PROBLEM TO WORK ON:
Retype the listing that follows, exactly as written.

ENTRIES SHOWN:
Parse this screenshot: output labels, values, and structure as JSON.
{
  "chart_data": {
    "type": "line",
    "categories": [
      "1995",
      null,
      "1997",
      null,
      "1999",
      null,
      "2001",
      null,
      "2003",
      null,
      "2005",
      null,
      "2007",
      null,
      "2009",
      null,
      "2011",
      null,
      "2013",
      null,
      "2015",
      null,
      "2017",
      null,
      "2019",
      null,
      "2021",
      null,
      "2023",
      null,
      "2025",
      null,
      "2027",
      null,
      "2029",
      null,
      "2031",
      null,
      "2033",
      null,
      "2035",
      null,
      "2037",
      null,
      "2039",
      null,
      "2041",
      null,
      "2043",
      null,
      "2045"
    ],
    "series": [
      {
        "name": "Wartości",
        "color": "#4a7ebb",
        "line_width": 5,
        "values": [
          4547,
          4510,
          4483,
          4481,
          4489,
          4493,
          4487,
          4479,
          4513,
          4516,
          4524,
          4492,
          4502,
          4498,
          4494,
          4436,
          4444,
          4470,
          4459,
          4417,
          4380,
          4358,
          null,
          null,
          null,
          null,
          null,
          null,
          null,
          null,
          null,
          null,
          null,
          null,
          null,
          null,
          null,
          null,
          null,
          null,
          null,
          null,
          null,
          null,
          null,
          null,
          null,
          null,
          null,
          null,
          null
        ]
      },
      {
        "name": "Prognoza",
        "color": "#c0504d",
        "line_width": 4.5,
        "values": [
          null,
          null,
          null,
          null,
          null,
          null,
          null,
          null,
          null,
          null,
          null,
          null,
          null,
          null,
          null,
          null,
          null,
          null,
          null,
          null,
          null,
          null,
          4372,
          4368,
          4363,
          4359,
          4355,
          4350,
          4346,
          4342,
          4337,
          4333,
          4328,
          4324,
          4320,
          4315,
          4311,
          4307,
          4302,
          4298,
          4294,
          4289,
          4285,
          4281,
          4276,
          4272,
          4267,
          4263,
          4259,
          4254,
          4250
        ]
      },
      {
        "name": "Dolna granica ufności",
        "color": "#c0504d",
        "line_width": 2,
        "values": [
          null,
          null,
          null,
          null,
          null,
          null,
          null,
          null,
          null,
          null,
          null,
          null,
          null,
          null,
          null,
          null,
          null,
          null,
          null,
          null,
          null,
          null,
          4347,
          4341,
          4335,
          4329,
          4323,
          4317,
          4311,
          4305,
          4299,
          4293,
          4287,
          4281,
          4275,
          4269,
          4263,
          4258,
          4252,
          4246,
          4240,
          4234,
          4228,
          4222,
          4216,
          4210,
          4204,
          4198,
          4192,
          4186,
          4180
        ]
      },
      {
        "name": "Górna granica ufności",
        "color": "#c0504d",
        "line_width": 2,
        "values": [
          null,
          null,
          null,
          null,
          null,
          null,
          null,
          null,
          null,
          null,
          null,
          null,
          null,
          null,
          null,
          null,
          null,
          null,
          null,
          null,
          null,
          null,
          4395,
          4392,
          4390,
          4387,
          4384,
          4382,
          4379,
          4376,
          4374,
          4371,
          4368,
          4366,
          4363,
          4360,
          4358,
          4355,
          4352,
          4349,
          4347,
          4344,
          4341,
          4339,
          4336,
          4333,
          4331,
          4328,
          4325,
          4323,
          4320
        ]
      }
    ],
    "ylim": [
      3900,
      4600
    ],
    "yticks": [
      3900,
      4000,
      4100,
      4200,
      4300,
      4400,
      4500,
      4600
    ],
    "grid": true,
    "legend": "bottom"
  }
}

SOLUTION TO THIS TASK:
Parse this screenshot: output labels, values, and structure as JSON.
{
  "chart_data": {
    "type": "line",
    "categories": [
      "1995",
      null,
      "1997",
      null,
      "1999",
      null,
      "2001",
      null,
      "2003",
      null,
      "2005",
      null,
      "2007",
      null,
      "2009",
      null,
      "2011",
      null,
      "2013",
      null,
      "2015",
      null,
      "2017",
      null,
      "2019",
      null,
      "2021",
      null,
      "2023",
      null,
      "2025",
      null,
      "2027",
      null,
      "2029",
      null,
      "2031",
      null,
      "2033",
      null,
      "2035",
      null,
      "2037",
      null,
      "2039",
      null,
      "2041",
      null,
      "2043",
      null,
      "2045"
    ],
    "series": [
      {
        "name": "Wartości",
        "color": "#4a7ebb",
        "line_width": 5,
        "values": [
          4547,
          4510,
          4483,
          4481,
          4489,
          4493,
          4487,
          4479,
          4513,
          4516,
          4524,
          4492,
          4502,
          4498,
          4494,
          4436,
          4444,
          4470,
          4459,
          4417,
          4380,
          4358,
          null,
          null,
          null,
          null,
          null,
          null,
          null,
          null,
          null,
          null,
          null,
          null,
          null,
          null,
          null,
          null,
          null,
          null,
          null,
          null,
          null,
          null,
          null,
          null,
          null,
          null,
          null,
          null,
          null
        ]
      },
      {
        "name": "Prognoza",
        "color": "#c0504d",
        "line_width": 4.5,
        "values": [
          null,
          null,
          null,
          null,
          null,
          null,
          null,
          null,
          null,
          null,
          null,
          null,
          null,
          null,
          null,
          null,
          null,
          null,
          null,
          null,
          null,
          null,
          4372,
          4368,
          4363,
          4359,
          4355,
          4350,
          4346,
          4342,
          4337,
          4333,
          4328,
          4324,
          4320,
          4315,
          4311,
          4307,
          4302,
          4298,
          4294,
          4289,
          4285,
          4281,
          4276,
          4272,
          4267,
          4263,
          4259,
          4254,
          4250
        ]
      },
      {
        "name": "Dolna granica ufności",
        "color": "#c0504d",
        "line_width": 2,
        "values": [
          null,
          null,
          null,
          null,
          null,
          null,
          null,
          null,
          null,
          null,
          null,
          null,
          null,
          null,
          null,
          null,
          null,
          null,
          null,
          null,
          null,
          null,
          4347,
          4341,
          4335,
          4329,
          4323,
          4317,
          4311,
          4305,
          4299,
          4293,
          4287,
          4281,
          4275,
          4269,
          4263,
          4258,
          4252,
          4246,
          4240,
          4234,
          4228,
          4222,
          4216,
          4210,
          4204,
          4198,
          4192,
          4186,
          4180
        ]
      },
      {
        "name": "Górna granica ufności",
        "color": "#c0504d",
        "line_width": 2,
        "values": [
          null,
          null,
          null,
          null,
          null,
          null,
          null,
          null,
          null,
          null,
          null,
          null,
          null,
          null,
          null,
          null,
          null,
          null,
          null,
          null,
          null,
          null,
          4395,
          4392,
          4390,
          4387,
          4384,
          4382,
          4379,
          4376,
          4374,
          4371,
          4368,
          4366,
          4363,
          4360,
          4358,
          4355,
          4352,
          4349,
          4347,
          4344,
          4341,
          4339,
          4336,
          4333,
          4331,
          4328,
          4325,
          4323,
          4320
        ]
      }
    ],
    "ylim": [
      3900,
      4600
    ],
    "yticks": [
      3900,
      4000,
      4100,
      4200,
      4300,
      4400,
      4500,
      4600
    ],
    "grid": true,
    "legend": "bottom"
  }
}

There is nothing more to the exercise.